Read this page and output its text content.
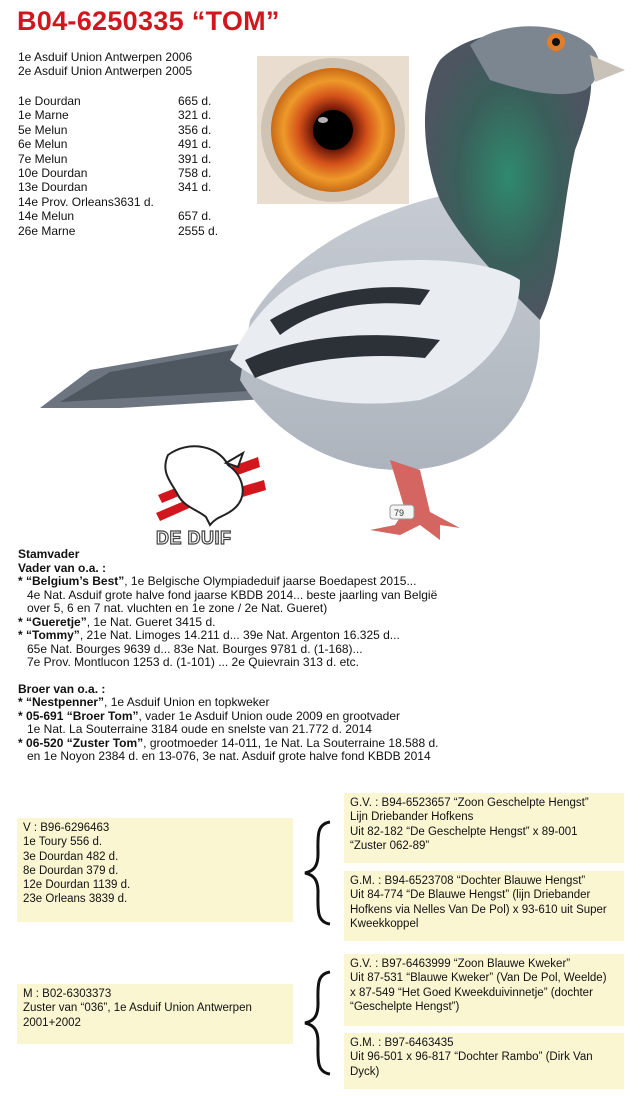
B04-6250335 “TOM”
1e Asduif Union Antwerpen 2006
2e Asduif Union Antwerpen 2005
1e Dourdan	665 d.
1e Marne	321 d.
5e Melun	356 d.
6e Melun	491 d.
7e Melun	391 d.
10e Dourdan	758 d.
13e Dourdan	341 d.
14e Prov. Orleans 3631 d.
14e Melun	657 d.
26e Marne	2555 d.
79
DE DUIF

Stamvader

Vader van o.a. :

* “Belgium’s Best”, 1e Belgische Olympiadeduif jaarse Boedapest 2015...

4e Nat. Asduif grote halve fond jaarse KBDB 2014... beste jaarling van België

over 5, 6 en 7 nat. vluchten en 1e zone / 2e Nat. Gueret)

* “Gueretje”, 1e Nat. Gueret 3415 d.

* “Tommy”, 21e Nat. Limoges 14.211 d... 39e Nat. Argenton 16.325 d...

65e Nat. Bourges 9639 d... 83e Nat. Bourges 9781 d. (1-168)...

7e Prov. Montlucon 1253 d. (1-101) ... 2e Quievrain 313 d. etc.

Broer van o.a. :

* “Nestpenner”, 1e Asduif Union en topkweker

* 05-691 “Broer Tom”, vader 1e Asduif Union oude 2009 en grootvader

1e Nat. La Souterraine 3184 oude en snelste van 21.772 d. 2014

* 06-520 “Zuster Tom”, grootmoeder 14-011, 1e Nat. La Souterraine 18.588 d.

en 1e Noyon 2384 d. en 13-076, 3e nat. Asduif grote halve fond KBDB 2014

V : B96-6296463
1e Toury 556 d.
3e Dourdan 482 d.
8e Dourdan 379 d.
12e Dourdan 1139 d.
23e Orleans 3839 d.
M : B02-6303373
Zuster van “036”, 1e Asduif Union Antwerpen
2001+2002
G.V. : B94-6523657 “Zoon Geschelpte Hengst”
Lijn Driebander Hofkens
Uit 82-182 “De Geschelpte Hengst” x 89-001
“Zuster 062-89”
G.M. : B94-6523708 “Dochter Blauwe Hengst”
Uit 84-774 “De Blauwe Hengst” (lijn Driebander
Hofkens via Nelles Van De Pol) x 93-610 uit Super
Kweekkoppel
G.V. : B97-6463999 “Zoon Blauwe Kweker”
Uit 87-531 “Blauwe Kweker” (Van De Pol, Weelde)
x 87-549 “Het Goed Kweekduivinnetje” (dochter
“Geschelpte Hengst”)
G.M. : B97-6463435
Uit 96-501 x 96-817 “Dochter Rambo” (Dirk Van
Dyck)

Task statement :: Pull out each line containing the word "Hengst" and copy it.

The reply ::
G.V. : B94-6523657 “Zoon Geschelpte Hengst”
Uit 82-182 “De Geschelpte Hengst” x 89-001
G.M. : B94-6523708 “Dochter Blauwe Hengst”
Uit 84-774 “De Blauwe Hengst” (lijn Driebander
“Geschelpte Hengst”)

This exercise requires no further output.